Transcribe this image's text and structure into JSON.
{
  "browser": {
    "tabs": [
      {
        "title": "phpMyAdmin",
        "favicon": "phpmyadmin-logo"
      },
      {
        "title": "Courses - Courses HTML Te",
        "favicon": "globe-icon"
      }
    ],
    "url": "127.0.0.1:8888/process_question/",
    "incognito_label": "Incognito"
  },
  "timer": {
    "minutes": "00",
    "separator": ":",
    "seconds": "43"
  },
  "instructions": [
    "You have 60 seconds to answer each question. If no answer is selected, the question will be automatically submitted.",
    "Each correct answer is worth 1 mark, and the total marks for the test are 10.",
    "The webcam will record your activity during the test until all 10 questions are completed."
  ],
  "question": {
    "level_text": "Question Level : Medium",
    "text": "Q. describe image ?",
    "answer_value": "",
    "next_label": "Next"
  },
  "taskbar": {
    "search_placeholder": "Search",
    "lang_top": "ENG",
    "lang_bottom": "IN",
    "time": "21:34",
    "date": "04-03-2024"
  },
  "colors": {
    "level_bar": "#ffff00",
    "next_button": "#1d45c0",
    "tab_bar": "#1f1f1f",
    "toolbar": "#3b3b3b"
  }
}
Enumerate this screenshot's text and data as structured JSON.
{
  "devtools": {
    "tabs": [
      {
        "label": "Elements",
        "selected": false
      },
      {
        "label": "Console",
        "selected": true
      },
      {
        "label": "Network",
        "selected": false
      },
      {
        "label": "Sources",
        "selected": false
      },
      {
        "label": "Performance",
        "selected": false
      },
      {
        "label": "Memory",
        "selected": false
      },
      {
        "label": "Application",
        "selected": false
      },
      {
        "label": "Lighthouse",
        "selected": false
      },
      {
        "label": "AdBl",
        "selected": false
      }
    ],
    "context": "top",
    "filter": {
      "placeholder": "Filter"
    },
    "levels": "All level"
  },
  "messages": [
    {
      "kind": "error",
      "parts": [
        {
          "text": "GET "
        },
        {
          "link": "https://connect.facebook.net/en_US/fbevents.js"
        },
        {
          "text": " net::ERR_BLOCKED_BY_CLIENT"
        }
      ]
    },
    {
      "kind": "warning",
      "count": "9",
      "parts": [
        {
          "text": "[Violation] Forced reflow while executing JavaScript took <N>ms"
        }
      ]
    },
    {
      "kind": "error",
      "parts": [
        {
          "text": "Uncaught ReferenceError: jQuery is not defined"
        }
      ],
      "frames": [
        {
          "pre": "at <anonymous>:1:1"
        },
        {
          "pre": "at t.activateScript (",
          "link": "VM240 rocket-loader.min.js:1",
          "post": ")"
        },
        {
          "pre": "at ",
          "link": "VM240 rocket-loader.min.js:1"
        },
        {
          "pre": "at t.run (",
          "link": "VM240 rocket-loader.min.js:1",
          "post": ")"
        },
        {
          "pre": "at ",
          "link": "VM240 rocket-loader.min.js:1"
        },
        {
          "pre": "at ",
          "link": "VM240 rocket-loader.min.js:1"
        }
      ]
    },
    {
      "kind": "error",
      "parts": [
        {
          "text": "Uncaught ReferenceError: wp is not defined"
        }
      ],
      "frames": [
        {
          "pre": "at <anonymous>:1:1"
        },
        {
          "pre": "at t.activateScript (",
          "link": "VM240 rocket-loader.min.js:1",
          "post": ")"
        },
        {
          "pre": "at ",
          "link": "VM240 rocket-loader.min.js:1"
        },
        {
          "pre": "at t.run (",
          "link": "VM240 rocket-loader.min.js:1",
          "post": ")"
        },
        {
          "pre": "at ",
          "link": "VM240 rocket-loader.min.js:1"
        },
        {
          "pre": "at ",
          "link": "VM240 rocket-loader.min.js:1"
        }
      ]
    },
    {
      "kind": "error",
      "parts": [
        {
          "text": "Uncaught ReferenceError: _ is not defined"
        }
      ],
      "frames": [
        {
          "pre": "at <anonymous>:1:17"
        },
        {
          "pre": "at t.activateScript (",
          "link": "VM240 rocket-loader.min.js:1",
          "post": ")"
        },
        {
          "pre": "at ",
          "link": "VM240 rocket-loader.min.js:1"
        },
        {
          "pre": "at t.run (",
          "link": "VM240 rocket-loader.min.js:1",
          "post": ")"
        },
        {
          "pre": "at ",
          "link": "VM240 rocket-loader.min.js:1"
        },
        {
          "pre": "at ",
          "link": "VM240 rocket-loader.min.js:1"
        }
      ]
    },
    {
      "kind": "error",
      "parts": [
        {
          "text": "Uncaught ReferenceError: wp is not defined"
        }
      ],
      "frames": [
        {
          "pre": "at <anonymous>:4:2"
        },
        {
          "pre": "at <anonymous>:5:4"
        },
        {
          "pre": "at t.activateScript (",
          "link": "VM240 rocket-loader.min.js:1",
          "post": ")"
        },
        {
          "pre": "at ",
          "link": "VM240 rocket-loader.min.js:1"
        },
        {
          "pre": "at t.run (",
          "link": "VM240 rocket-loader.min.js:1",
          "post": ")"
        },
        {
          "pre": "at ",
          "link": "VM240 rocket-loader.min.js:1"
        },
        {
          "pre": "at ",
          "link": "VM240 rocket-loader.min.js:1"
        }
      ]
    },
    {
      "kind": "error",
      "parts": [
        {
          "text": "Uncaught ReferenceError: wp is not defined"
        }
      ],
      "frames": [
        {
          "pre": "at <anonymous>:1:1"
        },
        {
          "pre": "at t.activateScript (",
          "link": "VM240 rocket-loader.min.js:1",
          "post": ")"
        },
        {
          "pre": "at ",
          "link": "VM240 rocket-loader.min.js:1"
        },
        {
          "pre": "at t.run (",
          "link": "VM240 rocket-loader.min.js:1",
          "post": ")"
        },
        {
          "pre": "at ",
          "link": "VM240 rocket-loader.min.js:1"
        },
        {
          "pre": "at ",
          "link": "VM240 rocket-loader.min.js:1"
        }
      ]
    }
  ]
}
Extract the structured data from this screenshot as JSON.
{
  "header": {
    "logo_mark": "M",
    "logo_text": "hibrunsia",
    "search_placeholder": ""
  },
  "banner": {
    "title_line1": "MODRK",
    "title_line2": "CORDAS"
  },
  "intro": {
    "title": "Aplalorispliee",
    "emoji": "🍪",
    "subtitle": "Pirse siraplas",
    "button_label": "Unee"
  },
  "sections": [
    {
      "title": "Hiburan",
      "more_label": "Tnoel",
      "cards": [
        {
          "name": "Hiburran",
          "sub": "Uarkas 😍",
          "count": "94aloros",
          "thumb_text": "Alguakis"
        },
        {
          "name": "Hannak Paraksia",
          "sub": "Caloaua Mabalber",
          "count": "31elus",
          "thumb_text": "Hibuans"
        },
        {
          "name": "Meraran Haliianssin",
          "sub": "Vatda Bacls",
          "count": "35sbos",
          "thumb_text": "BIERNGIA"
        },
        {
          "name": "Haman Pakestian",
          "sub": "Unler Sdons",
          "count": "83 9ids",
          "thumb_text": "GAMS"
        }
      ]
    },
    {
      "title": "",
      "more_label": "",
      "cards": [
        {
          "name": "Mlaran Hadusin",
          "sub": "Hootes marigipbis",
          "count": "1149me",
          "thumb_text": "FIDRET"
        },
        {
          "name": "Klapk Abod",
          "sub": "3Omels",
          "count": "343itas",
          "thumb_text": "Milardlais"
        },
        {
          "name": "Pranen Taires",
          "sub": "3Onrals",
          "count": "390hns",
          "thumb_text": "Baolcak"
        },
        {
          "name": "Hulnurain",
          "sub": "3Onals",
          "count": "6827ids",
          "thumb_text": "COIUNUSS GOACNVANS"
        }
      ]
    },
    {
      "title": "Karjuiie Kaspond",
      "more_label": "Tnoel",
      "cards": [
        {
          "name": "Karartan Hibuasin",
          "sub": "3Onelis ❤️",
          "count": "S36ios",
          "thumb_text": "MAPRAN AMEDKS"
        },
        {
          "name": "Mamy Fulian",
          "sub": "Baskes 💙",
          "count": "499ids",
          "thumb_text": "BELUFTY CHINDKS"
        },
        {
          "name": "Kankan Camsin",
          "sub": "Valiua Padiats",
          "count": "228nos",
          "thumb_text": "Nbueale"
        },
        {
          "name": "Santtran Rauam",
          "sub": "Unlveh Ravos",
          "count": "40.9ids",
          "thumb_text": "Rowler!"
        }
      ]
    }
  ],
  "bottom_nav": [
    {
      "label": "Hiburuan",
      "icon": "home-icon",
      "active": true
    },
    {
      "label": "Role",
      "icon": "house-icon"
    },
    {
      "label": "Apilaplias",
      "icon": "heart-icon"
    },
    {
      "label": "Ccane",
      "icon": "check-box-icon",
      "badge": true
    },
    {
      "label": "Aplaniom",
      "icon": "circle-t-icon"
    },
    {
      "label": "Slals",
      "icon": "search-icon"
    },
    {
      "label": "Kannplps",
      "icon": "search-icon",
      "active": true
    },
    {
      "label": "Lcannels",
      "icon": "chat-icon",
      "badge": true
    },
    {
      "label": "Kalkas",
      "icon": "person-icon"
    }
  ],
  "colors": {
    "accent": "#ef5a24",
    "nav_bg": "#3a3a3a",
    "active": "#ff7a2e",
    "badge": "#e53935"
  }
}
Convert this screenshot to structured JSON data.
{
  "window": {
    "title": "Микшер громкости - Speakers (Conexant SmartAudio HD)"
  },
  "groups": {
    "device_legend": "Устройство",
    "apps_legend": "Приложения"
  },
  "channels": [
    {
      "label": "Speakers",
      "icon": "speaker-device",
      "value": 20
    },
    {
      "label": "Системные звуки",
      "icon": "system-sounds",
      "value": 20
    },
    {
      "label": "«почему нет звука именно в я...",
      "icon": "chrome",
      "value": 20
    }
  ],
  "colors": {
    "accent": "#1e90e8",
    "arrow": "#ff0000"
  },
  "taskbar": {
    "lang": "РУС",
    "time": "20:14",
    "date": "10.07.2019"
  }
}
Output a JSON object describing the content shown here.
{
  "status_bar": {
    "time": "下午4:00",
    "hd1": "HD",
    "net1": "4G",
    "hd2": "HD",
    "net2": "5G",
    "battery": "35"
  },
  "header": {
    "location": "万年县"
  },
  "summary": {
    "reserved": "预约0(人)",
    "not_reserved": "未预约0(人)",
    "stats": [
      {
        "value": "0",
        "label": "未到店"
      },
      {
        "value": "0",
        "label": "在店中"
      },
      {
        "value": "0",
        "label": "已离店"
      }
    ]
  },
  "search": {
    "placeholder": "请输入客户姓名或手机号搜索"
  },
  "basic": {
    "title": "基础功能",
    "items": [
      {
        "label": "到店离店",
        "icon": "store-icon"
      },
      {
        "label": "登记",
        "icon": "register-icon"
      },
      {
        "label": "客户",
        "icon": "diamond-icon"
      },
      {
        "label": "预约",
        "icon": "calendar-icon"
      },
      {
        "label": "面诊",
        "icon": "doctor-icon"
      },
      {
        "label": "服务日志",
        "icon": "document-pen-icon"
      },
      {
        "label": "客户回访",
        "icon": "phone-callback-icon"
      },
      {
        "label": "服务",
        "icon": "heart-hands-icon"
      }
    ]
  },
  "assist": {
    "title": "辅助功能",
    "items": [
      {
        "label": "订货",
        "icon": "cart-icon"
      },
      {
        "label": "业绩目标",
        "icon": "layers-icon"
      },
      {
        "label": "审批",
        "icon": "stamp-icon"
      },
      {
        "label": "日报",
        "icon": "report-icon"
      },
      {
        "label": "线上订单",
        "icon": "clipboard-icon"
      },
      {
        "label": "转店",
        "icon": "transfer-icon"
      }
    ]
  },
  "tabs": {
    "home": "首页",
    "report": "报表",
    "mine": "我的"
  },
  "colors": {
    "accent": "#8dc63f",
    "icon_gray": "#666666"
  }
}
————
In the records above, how many lines contain the word "structured"? Give the number alone.

◆ Reply ◆
3